(Extracted records)
::::::::::

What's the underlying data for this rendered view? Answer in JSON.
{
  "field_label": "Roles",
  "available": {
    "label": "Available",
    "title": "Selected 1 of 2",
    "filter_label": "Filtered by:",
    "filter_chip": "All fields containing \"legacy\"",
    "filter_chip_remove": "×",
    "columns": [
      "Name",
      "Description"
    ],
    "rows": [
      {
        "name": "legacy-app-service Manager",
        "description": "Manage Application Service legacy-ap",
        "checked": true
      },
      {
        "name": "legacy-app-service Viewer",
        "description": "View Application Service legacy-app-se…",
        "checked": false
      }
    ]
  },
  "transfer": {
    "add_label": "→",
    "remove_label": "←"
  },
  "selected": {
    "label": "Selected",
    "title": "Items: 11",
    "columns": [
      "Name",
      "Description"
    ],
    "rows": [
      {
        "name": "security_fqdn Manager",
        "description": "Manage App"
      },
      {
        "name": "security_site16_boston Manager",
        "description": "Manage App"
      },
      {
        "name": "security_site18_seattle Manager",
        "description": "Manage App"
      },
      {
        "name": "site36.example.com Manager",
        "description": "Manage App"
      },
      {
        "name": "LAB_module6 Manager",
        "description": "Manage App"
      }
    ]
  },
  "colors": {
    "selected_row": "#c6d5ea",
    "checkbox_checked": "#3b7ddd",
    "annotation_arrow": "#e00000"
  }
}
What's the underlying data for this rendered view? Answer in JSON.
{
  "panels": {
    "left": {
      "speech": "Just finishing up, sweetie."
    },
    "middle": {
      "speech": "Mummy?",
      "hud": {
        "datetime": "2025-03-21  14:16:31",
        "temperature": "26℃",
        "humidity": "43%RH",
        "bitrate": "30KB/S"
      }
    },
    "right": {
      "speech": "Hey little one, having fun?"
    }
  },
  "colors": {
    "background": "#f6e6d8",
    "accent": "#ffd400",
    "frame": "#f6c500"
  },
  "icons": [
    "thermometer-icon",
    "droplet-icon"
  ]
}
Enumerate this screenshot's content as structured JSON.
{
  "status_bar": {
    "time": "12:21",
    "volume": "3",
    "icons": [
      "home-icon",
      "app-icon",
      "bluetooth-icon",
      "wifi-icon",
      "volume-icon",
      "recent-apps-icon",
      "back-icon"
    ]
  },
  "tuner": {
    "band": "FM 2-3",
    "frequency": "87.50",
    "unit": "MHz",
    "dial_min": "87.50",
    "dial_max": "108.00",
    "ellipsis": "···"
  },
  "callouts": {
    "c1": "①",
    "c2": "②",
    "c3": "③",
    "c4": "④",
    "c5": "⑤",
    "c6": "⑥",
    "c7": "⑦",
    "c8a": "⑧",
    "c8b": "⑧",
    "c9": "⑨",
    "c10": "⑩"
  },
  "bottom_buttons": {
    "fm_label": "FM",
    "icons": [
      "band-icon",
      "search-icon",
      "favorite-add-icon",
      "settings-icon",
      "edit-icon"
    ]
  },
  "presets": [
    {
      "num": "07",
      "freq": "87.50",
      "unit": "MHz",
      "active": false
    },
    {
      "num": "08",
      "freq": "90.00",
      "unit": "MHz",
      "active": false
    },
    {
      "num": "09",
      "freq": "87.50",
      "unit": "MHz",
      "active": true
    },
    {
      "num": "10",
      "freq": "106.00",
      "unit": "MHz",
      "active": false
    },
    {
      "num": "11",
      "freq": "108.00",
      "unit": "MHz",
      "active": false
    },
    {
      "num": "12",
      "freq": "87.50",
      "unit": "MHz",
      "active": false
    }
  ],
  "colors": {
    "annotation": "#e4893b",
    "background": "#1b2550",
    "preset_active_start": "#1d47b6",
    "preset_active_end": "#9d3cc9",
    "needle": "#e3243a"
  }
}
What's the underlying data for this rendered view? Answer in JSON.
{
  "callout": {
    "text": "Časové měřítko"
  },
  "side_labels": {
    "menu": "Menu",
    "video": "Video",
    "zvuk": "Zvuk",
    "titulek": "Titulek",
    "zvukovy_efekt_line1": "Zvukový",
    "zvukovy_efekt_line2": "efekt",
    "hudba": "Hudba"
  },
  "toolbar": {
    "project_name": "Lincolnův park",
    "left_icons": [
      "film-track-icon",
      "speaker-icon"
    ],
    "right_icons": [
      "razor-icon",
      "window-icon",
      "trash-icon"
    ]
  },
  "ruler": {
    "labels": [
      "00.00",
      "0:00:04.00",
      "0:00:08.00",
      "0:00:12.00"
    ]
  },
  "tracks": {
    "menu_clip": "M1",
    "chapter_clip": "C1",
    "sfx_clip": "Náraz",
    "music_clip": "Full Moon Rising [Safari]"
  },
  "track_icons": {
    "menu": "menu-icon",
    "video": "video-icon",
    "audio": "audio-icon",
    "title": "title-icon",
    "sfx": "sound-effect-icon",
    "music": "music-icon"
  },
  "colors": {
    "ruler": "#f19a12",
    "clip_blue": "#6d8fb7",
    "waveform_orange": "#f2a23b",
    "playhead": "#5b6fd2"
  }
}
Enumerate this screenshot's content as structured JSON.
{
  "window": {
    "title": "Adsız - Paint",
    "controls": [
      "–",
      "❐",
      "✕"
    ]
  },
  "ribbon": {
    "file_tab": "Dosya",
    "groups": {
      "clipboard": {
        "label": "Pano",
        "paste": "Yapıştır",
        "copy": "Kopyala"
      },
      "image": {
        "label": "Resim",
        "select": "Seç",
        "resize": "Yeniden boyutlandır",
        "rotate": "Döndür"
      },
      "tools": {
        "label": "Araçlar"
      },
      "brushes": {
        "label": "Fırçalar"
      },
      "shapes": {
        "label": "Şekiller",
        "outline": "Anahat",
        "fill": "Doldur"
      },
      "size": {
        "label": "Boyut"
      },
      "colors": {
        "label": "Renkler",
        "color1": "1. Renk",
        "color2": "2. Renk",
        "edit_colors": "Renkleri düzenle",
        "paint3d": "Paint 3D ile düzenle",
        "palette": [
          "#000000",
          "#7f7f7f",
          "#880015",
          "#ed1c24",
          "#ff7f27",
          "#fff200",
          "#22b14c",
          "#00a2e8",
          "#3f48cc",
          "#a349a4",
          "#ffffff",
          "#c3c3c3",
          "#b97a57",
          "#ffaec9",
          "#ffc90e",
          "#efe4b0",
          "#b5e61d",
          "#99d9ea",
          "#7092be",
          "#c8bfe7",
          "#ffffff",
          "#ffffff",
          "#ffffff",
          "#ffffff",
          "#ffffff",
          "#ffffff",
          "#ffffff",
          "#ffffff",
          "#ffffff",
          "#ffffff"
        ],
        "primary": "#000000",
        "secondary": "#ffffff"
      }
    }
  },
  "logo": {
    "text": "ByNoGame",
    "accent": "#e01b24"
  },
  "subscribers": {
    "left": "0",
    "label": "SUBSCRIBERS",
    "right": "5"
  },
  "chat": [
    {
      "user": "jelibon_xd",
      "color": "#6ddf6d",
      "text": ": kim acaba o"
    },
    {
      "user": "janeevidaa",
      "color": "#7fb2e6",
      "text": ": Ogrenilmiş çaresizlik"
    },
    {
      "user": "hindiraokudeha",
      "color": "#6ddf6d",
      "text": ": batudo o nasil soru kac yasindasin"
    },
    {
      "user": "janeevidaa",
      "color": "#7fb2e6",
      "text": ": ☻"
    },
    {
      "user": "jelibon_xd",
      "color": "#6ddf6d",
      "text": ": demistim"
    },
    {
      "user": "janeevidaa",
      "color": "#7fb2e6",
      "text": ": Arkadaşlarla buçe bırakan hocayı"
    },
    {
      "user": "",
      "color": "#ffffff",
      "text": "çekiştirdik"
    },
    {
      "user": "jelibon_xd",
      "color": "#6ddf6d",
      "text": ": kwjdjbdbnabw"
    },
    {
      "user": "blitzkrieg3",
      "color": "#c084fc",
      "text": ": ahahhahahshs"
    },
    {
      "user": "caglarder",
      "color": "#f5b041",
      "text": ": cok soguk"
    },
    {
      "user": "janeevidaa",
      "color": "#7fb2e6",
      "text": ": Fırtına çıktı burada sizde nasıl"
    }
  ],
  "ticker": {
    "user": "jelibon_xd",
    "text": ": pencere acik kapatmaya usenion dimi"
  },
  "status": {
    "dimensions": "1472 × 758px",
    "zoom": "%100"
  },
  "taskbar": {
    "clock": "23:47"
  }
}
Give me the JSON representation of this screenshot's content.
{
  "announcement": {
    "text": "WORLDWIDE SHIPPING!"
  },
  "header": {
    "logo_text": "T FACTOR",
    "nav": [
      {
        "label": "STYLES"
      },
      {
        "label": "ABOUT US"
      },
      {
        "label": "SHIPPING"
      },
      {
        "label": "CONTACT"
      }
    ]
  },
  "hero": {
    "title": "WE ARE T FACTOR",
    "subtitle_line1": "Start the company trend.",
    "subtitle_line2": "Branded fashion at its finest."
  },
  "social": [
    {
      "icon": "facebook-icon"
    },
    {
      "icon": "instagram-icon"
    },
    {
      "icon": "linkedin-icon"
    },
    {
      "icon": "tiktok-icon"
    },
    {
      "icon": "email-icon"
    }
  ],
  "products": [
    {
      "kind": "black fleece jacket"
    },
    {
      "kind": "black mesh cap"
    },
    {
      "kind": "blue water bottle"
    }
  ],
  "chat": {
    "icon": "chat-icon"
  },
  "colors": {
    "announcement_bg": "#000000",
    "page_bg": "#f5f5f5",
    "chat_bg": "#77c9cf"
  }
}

::::::::::

Pull out every line holding "Paint" from the records above, and copy it.

    "title": "Adsız - Paint",
        "paint3d": "Paint 3D ile düzenle",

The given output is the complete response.